## Input data
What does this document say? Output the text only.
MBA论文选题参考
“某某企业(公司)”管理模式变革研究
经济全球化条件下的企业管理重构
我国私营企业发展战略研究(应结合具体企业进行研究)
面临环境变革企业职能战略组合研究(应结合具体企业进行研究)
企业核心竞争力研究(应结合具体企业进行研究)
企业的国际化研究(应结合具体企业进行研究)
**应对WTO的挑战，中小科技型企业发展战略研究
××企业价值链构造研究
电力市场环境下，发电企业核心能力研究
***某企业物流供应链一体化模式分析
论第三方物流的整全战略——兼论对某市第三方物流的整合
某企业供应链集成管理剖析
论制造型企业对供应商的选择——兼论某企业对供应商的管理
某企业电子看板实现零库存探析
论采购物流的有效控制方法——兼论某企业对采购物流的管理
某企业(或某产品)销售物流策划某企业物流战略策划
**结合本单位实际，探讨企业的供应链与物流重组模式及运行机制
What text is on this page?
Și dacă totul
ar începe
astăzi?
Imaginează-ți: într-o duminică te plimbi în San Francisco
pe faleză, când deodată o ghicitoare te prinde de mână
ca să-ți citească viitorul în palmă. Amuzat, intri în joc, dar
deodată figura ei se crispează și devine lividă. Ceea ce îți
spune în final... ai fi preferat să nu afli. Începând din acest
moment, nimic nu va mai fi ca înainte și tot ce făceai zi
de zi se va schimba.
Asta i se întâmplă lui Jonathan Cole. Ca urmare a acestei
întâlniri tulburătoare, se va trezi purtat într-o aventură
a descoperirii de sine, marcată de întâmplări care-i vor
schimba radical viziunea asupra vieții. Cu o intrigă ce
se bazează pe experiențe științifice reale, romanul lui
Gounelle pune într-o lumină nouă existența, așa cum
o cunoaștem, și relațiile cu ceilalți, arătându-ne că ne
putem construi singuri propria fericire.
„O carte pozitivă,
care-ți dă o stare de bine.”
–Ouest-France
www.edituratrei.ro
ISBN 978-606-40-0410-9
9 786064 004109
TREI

## Given exercise
In this exercise, repeat all entries exactly.

## Solved exercise
What does this document say? Output the text only.
MBA论文选题参考
“某某企业(公司)”管理模式变革研究
经济全球化条件下的企业管理重构
我国私营企业发展战略研究(应结合具体企业进行研究)
面临环境变革企业职能战略组合研究(应结合具体企业进行研究)
企业核心竞争力研究(应结合具体企业进行研究)
企业的国际化研究(应结合具体企业进行研究)
**应对WTO的挑战，中小科技型企业发展战略研究
××企业价值链构造研究
电力市场环境下，发电企业核心能力研究
***某企业物流供应链一体化模式分析
论第三方物流的整全战略——兼论对某市第三方物流的整合
某企业供应链集成管理剖析
论制造型企业对供应商的选择——兼论某企业对供应商的管理
某企业电子看板实现零库存探析
论采购物流的有效控制方法——兼论某企业对采购物流的管理
某企业(或某产品)销售物流策划某企业物流战略策划
**结合本单位实际，探讨企业的供应链与物流重组模式及运行机制
What text is on this page?
Și dacă totul
ar începe
astăzi?
Imaginează-ți: într-o duminică te plimbi în San Francisco
pe faleză, când deodată o ghicitoare te prinde de mână
ca să-ți citească viitorul în palmă. Amuzat, intri în joc, dar
deodată figura ei se crispează și devine lividă. Ceea ce îți
spune în final... ai fi preferat să nu afli. Începând din acest
moment, nimic nu va mai fi ca înainte și tot ce făceai zi
de zi se va schimba.
Asta i se întâmplă lui Jonathan Cole. Ca urmare a acestei
întâlniri tulburătoare, se va trezi purtat într-o aventură
a descoperirii de sine, marcată de întâmplări care-i vor
schimba radical viziunea asupra vieții. Cu o intrigă ce
se bazează pe experiențe științifice reale, romanul lui
Gounelle pune într-o lumină nouă existența, așa cum
o cunoaștem, și relațiile cu ceilalți, arătându-ne că ne
putem construi singuri propria fericire.
„O carte pozitivă,
care-ți dă o stare de bine.”
–Ouest-France
www.edituratrei.ro
ISBN 978-606-40-0410-9
9 786064 004109
TREI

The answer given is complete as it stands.